Objective ▸ Without the pictures, repeat the listing character for character.

>> Begin Data shown

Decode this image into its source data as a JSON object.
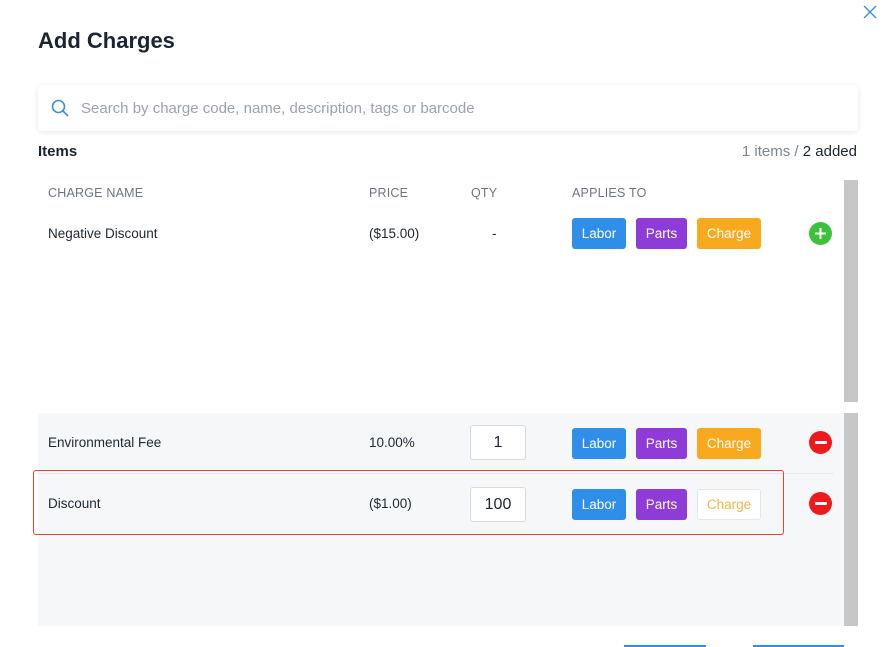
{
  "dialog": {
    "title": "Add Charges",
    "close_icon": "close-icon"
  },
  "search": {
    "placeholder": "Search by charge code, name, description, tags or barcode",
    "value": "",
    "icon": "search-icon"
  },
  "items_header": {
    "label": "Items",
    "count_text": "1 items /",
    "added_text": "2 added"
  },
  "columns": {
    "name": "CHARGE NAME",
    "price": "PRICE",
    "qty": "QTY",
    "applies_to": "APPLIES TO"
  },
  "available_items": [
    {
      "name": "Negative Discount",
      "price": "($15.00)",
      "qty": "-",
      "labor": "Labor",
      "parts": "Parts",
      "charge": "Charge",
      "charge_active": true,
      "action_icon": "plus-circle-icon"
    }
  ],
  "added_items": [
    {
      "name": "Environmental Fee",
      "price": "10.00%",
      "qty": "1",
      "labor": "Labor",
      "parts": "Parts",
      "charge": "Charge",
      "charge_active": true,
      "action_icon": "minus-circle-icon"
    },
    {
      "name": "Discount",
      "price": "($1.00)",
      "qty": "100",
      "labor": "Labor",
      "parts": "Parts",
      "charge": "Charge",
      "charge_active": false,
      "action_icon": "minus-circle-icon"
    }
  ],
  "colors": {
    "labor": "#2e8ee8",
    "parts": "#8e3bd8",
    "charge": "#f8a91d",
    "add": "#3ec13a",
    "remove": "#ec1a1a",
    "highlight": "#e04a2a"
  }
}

>> End Data shown

Result of this exercise ▸
Decode this image into its source data as a JSON object.
{
  "dialog": {
    "title": "Add Charges",
    "close_icon": "close-icon"
  },
  "search": {
    "placeholder": "Search by charge code, name, description, tags or barcode",
    "value": "",
    "icon": "search-icon"
  },
  "items_header": {
    "label": "Items",
    "count_text": "1 items /",
    "added_text": "2 added"
  },
  "columns": {
    "name": "CHARGE NAME",
    "price": "PRICE",
    "qty": "QTY",
    "applies_to": "APPLIES TO"
  },
  "available_items": [
    {
      "name": "Negative Discount",
      "price": "($15.00)",
      "qty": "-",
      "labor": "Labor",
      "parts": "Parts",
      "charge": "Charge",
      "charge_active": true,
      "action_icon": "plus-circle-icon"
    }
  ],
  "added_items": [
    {
      "name": "Environmental Fee",
      "price": "10.00%",
      "qty": "1",
      "labor": "Labor",
      "parts": "Parts",
      "charge": "Charge",
      "charge_active": true,
      "action_icon": "minus-circle-icon"
    },
    {
      "name": "Discount",
      "price": "($1.00)",
      "qty": "100",
      "labor": "Labor",
      "parts": "Parts",
      "charge": "Charge",
      "charge_active": false,
      "action_icon": "minus-circle-icon"
    }
  ],
  "colors": {
    "labor": "#2e8ee8",
    "parts": "#8e3bd8",
    "charge": "#f8a91d",
    "add": "#3ec13a",
    "remove": "#ec1a1a",
    "highlight": "#e04a2a"
  }
}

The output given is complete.